Problem statement: Output every line below without omitting or altering anything.

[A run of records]
--

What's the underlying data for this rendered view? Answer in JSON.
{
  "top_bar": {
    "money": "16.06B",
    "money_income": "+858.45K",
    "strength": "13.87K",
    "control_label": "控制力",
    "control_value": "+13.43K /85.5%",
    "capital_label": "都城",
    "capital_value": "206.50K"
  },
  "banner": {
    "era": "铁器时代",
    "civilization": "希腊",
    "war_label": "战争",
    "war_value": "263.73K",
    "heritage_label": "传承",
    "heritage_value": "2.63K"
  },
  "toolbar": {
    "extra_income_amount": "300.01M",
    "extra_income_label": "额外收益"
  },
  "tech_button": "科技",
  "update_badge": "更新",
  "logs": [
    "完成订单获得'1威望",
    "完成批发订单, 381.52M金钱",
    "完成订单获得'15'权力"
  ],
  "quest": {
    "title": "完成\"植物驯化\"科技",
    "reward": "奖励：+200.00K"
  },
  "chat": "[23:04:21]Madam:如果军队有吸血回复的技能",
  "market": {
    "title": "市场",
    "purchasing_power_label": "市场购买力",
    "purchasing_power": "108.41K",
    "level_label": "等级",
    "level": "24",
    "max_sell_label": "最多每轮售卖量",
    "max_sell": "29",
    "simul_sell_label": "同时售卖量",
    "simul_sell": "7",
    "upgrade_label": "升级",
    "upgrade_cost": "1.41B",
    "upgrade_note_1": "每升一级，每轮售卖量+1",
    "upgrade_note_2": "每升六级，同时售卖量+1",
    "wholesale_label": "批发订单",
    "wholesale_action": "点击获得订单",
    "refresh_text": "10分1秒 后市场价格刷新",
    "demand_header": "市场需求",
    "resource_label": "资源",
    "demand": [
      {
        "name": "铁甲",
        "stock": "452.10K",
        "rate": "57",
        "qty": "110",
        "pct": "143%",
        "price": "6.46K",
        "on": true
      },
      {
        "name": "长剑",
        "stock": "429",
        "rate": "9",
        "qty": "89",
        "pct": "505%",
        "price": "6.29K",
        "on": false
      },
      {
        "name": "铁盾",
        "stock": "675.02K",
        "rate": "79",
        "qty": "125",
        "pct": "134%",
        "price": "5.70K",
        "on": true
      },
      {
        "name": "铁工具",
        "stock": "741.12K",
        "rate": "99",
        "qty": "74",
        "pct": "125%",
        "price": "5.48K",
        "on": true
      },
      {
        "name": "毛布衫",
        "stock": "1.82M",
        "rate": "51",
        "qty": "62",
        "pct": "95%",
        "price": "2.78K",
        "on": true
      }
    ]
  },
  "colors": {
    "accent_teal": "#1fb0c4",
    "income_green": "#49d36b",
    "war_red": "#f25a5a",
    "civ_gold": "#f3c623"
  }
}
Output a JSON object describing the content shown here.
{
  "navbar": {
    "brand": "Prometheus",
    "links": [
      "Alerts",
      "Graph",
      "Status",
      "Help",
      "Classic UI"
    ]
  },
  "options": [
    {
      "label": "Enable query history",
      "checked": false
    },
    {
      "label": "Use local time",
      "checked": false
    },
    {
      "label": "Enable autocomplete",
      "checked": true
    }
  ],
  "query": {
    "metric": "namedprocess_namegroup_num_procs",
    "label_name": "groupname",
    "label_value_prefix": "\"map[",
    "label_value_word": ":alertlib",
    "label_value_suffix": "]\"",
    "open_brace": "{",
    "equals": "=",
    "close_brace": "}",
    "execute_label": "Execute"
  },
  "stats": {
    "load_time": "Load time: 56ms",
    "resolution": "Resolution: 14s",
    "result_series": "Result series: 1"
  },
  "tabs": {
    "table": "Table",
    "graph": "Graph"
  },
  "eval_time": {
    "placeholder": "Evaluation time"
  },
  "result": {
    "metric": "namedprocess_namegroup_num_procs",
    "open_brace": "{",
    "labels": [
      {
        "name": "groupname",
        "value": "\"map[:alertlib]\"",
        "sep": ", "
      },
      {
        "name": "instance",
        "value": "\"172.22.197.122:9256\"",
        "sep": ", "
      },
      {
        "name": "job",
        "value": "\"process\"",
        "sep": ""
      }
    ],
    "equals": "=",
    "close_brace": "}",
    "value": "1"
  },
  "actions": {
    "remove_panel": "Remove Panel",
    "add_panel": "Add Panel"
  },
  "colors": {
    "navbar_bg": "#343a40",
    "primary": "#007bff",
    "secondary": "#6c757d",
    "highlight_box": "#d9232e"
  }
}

--

Result for this task:
What's the underlying data for this rendered view? Answer in JSON.
{
  "top_bar": {
    "money": "16.06B",
    "money_income": "+858.45K",
    "strength": "13.87K",
    "control_label": "控制力",
    "control_value": "+13.43K /85.5%",
    "capital_label": "都城",
    "capital_value": "206.50K"
  },
  "banner": {
    "era": "铁器时代",
    "civilization": "希腊",
    "war_label": "战争",
    "war_value": "263.73K",
    "heritage_label": "传承",
    "heritage_value": "2.63K"
  },
  "toolbar": {
    "extra_income_amount": "300.01M",
    "extra_income_label": "额外收益"
  },
  "tech_button": "科技",
  "update_badge": "更新",
  "logs": [
    "完成订单获得'1威望",
    "完成批发订单, 381.52M金钱",
    "完成订单获得'15'权力"
  ],
  "quest": {
    "title": "完成\"植物驯化\"科技",
    "reward": "奖励：+200.00K"
  },
  "chat": "[23:04:21]Madam:如果军队有吸血回复的技能",
  "market": {
    "title": "市场",
    "purchasing_power_label": "市场购买力",
    "purchasing_power": "108.41K",
    "level_label": "等级",
    "level": "24",
    "max_sell_label": "最多每轮售卖量",
    "max_sell": "29",
    "simul_sell_label": "同时售卖量",
    "simul_sell": "7",
    "upgrade_label": "升级",
    "upgrade_cost": "1.41B",
    "upgrade_note_1": "每升一级，每轮售卖量+1",
    "upgrade_note_2": "每升六级，同时售卖量+1",
    "wholesale_label": "批发订单",
    "wholesale_action": "点击获得订单",
    "refresh_text": "10分1秒 后市场价格刷新",
    "demand_header": "市场需求",
    "resource_label": "资源",
    "demand": [
      {
        "name": "铁甲",
        "stock": "452.10K",
        "rate": "57",
        "qty": "110",
        "pct": "143%",
        "price": "6.46K",
        "on": true
      },
      {
        "name": "长剑",
        "stock": "429",
        "rate": "9",
        "qty": "89",
        "pct": "505%",
        "price": "6.29K",
        "on": false
      },
      {
        "name": "铁盾",
        "stock": "675.02K",
        "rate": "79",
        "qty": "125",
        "pct": "134%",
        "price": "5.70K",
        "on": true
      },
      {
        "name": "铁工具",
        "stock": "741.12K",
        "rate": "99",
        "qty": "74",
        "pct": "125%",
        "price": "5.48K",
        "on": true
      },
      {
        "name": "毛布衫",
        "stock": "1.82M",
        "rate": "51",
        "qty": "62",
        "pct": "95%",
        "price": "2.78K",
        "on": true
      }
    ]
  },
  "colors": {
    "accent_teal": "#1fb0c4",
    "income_green": "#49d36b",
    "war_red": "#f25a5a",
    "civ_gold": "#f3c623"
  }
}
Output a JSON object describing the content shown here.
{
  "navbar": {
    "brand": "Prometheus",
    "links": [
      "Alerts",
      "Graph",
      "Status",
      "Help",
      "Classic UI"
    ]
  },
  "options": [
    {
      "label": "Enable query history",
      "checked": false
    },
    {
      "label": "Use local time",
      "checked": false
    },
    {
      "label": "Enable autocomplete",
      "checked": true
    }
  ],
  "query": {
    "metric": "namedprocess_namegroup_num_procs",
    "label_name": "groupname",
    "label_value_prefix": "\"map[",
    "label_value_word": ":alertlib",
    "label_value_suffix": "]\"",
    "open_brace": "{",
    "equals": "=",
    "close_brace": "}",
    "execute_label": "Execute"
  },
  "stats": {
    "load_time": "Load time: 56ms",
    "resolution": "Resolution: 14s",
    "result_series": "Result series: 1"
  },
  "tabs": {
    "table": "Table",
    "graph": "Graph"
  },
  "eval_time": {
    "placeholder": "Evaluation time"
  },
  "result": {
    "metric": "namedprocess_namegroup_num_procs",
    "open_brace": "{",
    "labels": [
      {
        "name": "groupname",
        "value": "\"map[:alertlib]\"",
        "sep": ", "
      },
      {
        "name": "instance",
        "value": "\"172.22.197.122:9256\"",
        "sep": ", "
      },
      {
        "name": "job",
        "value": "\"process\"",
        "sep": ""
      }
    ],
    "equals": "=",
    "close_brace": "}",
    "value": "1"
  },
  "actions": {
    "remove_panel": "Remove Panel",
    "add_panel": "Add Panel"
  },
  "colors": {
    "navbar_bg": "#343a40",
    "primary": "#007bff",
    "secondary": "#6c757d",
    "highlight_box": "#d9232e"
  }
}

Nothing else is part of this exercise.